═════ DATA SHOWN

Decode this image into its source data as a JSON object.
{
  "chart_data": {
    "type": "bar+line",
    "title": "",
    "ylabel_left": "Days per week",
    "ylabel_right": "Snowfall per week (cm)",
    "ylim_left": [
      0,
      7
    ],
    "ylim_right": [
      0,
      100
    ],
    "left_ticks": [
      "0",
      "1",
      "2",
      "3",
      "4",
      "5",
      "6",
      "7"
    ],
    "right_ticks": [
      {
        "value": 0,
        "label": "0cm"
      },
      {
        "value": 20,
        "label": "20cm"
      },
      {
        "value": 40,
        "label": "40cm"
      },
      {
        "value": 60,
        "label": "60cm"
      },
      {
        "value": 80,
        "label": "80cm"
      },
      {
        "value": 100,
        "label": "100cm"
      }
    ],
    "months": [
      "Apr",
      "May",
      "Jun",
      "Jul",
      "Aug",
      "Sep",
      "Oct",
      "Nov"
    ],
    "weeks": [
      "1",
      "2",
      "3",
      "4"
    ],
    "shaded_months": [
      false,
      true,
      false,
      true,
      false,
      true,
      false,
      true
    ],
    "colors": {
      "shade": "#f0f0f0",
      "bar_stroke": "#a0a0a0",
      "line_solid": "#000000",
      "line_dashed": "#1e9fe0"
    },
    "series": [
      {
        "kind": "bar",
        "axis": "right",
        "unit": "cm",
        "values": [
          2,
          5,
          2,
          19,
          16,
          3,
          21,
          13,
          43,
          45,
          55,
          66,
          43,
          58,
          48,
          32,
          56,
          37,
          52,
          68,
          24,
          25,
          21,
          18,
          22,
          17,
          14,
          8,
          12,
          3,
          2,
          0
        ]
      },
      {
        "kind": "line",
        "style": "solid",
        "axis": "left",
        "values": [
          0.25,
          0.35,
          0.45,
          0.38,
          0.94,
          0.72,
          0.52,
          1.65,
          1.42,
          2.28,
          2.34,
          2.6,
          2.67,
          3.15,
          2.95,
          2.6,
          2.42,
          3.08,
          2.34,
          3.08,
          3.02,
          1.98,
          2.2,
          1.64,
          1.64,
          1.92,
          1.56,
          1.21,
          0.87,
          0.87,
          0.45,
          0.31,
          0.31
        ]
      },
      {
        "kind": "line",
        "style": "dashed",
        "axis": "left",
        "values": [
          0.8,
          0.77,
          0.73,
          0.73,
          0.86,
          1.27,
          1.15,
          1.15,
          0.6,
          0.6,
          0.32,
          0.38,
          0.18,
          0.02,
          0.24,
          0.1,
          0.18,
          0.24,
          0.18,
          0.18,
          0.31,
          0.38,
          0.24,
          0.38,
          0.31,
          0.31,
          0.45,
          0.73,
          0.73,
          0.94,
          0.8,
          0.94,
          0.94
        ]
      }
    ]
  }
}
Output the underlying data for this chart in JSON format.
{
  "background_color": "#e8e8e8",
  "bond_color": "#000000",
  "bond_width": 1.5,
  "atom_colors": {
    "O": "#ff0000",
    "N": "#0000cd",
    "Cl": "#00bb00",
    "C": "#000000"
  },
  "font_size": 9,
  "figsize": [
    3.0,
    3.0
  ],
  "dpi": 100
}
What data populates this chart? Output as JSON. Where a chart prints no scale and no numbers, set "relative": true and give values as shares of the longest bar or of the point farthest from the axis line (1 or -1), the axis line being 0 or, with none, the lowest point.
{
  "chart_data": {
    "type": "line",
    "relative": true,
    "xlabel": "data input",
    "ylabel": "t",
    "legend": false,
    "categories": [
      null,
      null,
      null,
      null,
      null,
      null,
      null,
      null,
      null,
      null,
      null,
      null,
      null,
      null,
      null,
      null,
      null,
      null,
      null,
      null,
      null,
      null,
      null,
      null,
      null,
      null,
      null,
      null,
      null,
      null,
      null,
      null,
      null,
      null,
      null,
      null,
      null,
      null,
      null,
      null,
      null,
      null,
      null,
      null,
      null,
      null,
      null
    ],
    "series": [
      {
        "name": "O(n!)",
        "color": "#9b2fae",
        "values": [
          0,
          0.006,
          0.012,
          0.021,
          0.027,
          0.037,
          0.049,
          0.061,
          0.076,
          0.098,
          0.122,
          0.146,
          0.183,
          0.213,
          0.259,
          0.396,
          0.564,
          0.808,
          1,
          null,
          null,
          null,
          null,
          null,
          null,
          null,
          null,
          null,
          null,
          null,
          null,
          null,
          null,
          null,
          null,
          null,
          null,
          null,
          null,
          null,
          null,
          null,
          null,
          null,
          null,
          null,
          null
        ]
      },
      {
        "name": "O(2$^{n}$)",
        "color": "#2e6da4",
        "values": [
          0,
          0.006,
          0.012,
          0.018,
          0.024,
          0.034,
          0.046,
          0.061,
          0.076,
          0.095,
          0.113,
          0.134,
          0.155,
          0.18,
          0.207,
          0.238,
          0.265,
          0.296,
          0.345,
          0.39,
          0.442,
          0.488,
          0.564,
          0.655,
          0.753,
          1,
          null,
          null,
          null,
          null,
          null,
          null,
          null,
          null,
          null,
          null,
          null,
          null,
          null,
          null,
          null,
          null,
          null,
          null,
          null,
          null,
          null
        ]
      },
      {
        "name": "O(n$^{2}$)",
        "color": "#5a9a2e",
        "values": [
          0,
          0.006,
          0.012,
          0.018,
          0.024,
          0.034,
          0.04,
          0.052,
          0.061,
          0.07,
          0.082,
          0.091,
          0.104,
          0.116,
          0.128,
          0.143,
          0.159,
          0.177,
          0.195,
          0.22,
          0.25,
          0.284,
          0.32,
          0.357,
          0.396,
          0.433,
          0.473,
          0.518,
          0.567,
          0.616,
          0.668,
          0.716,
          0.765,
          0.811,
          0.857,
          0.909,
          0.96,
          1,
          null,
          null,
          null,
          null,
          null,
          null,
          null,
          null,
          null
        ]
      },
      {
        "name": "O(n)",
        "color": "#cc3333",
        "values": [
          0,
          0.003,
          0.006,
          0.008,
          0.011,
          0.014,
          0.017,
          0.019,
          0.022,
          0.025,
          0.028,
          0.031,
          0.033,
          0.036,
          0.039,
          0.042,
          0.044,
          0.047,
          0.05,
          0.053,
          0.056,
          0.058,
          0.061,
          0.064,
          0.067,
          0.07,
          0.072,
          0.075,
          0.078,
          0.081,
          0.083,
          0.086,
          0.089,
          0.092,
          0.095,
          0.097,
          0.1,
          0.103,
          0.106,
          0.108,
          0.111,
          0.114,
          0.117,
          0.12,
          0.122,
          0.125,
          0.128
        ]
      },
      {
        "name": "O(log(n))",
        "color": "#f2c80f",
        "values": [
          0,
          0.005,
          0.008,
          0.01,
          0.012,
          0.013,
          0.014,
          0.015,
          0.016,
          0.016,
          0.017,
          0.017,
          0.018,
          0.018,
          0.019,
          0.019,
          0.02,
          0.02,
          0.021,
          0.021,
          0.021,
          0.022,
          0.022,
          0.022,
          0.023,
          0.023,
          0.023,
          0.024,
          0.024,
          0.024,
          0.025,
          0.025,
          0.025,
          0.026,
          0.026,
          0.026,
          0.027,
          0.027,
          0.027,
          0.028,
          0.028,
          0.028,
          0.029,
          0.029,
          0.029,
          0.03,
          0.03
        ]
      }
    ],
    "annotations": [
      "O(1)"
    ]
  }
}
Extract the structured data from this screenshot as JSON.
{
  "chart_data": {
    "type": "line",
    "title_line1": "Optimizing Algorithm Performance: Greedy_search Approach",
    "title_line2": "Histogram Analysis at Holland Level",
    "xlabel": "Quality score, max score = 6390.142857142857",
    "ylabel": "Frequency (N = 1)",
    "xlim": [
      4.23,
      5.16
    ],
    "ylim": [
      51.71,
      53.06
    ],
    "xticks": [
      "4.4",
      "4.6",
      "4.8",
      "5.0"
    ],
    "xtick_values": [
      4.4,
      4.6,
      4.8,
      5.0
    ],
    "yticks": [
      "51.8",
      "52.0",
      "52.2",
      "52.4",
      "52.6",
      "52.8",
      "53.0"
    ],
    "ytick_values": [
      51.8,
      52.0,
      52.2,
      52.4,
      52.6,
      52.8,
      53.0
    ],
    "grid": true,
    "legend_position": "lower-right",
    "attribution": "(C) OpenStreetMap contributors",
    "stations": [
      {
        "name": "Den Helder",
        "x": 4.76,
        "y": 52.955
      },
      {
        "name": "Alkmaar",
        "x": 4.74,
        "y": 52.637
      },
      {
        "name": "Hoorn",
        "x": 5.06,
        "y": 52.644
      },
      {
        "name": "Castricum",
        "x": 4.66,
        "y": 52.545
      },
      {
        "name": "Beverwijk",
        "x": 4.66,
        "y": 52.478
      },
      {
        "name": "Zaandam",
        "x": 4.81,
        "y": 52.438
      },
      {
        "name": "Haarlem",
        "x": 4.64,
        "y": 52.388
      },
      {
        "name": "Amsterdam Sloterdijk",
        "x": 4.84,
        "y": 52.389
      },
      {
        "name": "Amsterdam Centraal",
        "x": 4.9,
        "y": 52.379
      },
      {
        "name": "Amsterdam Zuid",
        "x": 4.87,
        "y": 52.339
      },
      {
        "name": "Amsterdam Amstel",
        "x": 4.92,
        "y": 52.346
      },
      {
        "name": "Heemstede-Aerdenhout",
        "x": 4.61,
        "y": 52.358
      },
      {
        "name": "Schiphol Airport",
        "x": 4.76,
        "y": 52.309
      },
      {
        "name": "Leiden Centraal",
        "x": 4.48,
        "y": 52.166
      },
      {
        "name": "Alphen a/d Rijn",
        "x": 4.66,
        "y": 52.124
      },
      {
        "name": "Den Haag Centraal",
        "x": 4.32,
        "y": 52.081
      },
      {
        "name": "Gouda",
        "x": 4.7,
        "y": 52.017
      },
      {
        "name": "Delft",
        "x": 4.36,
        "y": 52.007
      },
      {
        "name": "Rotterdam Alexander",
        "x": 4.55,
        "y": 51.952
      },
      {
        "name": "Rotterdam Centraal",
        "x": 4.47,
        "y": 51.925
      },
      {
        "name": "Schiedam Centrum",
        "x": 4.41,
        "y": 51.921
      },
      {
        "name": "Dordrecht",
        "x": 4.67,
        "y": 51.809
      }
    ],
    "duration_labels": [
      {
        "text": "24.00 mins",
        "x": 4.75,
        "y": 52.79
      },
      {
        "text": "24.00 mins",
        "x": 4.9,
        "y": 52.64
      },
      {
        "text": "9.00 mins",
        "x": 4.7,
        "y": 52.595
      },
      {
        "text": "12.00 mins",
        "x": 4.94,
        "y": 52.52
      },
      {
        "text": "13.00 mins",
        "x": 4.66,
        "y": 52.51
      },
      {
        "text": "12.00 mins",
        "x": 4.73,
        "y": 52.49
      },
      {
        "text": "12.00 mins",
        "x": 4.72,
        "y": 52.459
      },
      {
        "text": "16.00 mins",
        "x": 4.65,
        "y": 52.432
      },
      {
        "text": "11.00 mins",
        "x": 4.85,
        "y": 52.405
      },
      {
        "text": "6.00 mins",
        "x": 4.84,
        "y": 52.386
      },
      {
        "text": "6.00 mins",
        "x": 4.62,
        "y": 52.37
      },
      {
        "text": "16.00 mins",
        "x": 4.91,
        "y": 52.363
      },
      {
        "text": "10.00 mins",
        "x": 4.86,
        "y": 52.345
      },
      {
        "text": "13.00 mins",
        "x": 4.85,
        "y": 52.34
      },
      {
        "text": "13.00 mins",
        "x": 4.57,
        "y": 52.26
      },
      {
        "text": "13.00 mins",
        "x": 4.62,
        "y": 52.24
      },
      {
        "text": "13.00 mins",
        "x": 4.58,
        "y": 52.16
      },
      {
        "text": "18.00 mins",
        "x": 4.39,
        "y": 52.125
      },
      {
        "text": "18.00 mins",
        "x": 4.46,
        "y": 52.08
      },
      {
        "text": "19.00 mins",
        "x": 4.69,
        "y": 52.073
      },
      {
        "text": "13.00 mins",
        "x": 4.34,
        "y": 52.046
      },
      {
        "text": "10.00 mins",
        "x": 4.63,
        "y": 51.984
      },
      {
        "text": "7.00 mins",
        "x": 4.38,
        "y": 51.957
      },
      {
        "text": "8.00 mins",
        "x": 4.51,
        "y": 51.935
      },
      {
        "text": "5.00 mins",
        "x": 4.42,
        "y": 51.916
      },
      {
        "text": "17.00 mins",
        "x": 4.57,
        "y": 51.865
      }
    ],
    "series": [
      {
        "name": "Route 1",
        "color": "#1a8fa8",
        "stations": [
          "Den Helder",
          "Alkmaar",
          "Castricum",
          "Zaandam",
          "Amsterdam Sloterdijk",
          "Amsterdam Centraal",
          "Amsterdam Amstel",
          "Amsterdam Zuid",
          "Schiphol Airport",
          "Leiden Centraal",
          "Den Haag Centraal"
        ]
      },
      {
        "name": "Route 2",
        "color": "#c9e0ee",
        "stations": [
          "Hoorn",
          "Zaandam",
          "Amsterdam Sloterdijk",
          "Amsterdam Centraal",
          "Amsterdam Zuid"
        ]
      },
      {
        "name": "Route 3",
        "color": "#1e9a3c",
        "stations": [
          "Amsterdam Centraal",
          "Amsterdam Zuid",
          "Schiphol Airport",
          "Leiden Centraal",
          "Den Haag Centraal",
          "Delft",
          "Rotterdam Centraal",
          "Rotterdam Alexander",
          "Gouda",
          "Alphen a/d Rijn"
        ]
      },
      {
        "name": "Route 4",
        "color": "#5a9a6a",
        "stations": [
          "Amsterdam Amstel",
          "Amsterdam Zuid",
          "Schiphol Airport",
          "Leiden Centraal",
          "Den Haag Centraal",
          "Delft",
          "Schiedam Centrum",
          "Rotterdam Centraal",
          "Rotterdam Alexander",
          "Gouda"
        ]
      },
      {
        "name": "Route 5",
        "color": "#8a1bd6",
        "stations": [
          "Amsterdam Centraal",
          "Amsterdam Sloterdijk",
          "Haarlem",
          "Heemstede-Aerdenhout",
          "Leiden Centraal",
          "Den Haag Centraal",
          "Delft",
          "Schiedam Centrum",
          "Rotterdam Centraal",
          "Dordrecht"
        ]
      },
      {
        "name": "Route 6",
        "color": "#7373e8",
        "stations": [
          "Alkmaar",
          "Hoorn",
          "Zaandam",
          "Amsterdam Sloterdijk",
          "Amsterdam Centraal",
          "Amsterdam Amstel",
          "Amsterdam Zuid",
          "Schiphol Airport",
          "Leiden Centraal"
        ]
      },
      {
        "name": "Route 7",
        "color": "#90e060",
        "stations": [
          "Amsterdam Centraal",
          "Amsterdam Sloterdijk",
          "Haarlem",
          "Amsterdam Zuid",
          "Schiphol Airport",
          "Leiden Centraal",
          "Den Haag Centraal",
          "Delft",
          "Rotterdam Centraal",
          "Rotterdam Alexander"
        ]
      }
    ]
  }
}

══════════

* _INSTRUCTION_
Which lines include the word "relative"? Copy every one of them.

* _REPLY_
What data populates this chart? Output as JSON. Where a chart prints no scale and no numbers, set "relative": true and give values as shares of the longest bar or of the point farthest from the axis line (1 or -1), the axis line being 0 or, with none, the lowest point.
    "relative": true,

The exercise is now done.